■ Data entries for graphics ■
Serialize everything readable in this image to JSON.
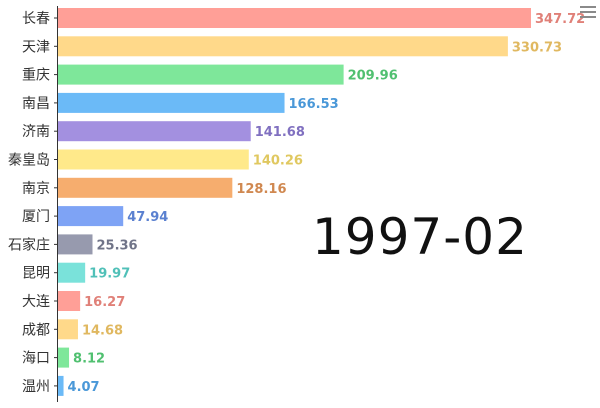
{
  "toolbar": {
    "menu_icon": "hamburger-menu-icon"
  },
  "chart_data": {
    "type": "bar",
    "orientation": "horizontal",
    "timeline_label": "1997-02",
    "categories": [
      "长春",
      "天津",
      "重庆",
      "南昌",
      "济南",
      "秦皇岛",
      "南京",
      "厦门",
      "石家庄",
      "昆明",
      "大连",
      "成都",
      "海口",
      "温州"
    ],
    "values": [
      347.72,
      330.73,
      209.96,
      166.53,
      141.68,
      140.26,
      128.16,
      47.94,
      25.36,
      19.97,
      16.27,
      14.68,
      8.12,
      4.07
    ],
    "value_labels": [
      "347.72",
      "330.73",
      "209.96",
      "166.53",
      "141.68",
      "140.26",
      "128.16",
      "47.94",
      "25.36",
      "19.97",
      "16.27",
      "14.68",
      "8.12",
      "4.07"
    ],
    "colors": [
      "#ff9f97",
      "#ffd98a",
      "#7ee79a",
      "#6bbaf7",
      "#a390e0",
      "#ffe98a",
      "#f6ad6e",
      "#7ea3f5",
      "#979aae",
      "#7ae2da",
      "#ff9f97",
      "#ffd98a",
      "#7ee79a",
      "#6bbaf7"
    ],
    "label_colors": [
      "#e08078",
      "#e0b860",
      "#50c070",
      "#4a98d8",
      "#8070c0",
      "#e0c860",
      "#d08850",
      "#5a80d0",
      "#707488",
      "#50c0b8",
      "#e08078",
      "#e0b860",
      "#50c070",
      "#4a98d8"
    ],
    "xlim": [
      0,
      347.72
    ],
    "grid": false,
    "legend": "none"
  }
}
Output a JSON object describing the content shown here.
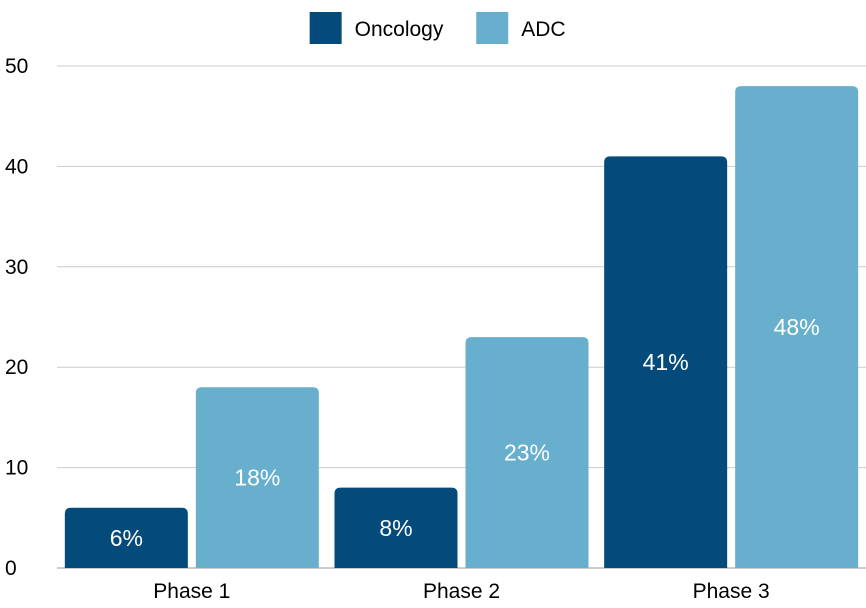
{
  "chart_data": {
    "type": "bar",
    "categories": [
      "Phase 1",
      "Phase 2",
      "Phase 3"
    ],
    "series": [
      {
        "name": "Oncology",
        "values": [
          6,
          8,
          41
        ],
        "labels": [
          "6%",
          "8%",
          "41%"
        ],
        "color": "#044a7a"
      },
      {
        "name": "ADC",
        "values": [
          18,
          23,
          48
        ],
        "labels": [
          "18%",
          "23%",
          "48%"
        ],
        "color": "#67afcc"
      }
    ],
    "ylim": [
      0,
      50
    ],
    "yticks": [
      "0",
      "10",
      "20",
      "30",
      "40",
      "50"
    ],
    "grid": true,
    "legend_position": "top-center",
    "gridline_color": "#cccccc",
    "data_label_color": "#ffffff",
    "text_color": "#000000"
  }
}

■ Exercise instructions ■
Quote every record above exactly, leaving out the pictures.

■ Full response ■
Serialize everything readable in this image to JSON.
{
  "toolbar": {
    "menu_icon": "hamburger-menu-icon"
  },
  "chart_data": {
    "type": "bar",
    "orientation": "horizontal",
    "timeline_label": "1997-02",
    "categories": [
      "长春",
      "天津",
      "重庆",
      "南昌",
      "济南",
      "秦皇岛",
      "南京",
      "厦门",
      "石家庄",
      "昆明",
      "大连",
      "成都",
      "海口",
      "温州"
    ],
    "values": [
      347.72,
      330.73,
      209.96,
      166.53,
      141.68,
      140.26,
      128.16,
      47.94,
      25.36,
      19.97,
      16.27,
      14.68,
      8.12,
      4.07
    ],
    "value_labels": [
      "347.72",
      "330.73",
      "209.96",
      "166.53",
      "141.68",
      "140.26",
      "128.16",
      "47.94",
      "25.36",
      "19.97",
      "16.27",
      "14.68",
      "8.12",
      "4.07"
    ],
    "colors": [
      "#ff9f97",
      "#ffd98a",
      "#7ee79a",
      "#6bbaf7",
      "#a390e0",
      "#ffe98a",
      "#f6ad6e",
      "#7ea3f5",
      "#979aae",
      "#7ae2da",
      "#ff9f97",
      "#ffd98a",
      "#7ee79a",
      "#6bbaf7"
    ],
    "label_colors": [
      "#e08078",
      "#e0b860",
      "#50c070",
      "#4a98d8",
      "#8070c0",
      "#e0c860",
      "#d08850",
      "#5a80d0",
      "#707488",
      "#50c0b8",
      "#e08078",
      "#e0b860",
      "#50c070",
      "#4a98d8"
    ],
    "xlim": [
      0,
      347.72
    ],
    "grid": false,
    "legend": "none"
  }
}
Output a JSON object describing the content shown here.
{
  "chart_data": {
    "type": "bar",
    "categories": [
      "Phase 1",
      "Phase 2",
      "Phase 3"
    ],
    "series": [
      {
        "name": "Oncology",
        "values": [
          6,
          8,
          41
        ],
        "labels": [
          "6%",
          "8%",
          "41%"
        ],
        "color": "#044a7a"
      },
      {
        "name": "ADC",
        "values": [
          18,
          23,
          48
        ],
        "labels": [
          "18%",
          "23%",
          "48%"
        ],
        "color": "#67afcc"
      }
    ],
    "ylim": [
      0,
      50
    ],
    "yticks": [
      "0",
      "10",
      "20",
      "30",
      "40",
      "50"
    ],
    "grid": true,
    "legend_position": "top-center",
    "gridline_color": "#cccccc",
    "data_label_color": "#ffffff",
    "text_color": "#000000"
  }
}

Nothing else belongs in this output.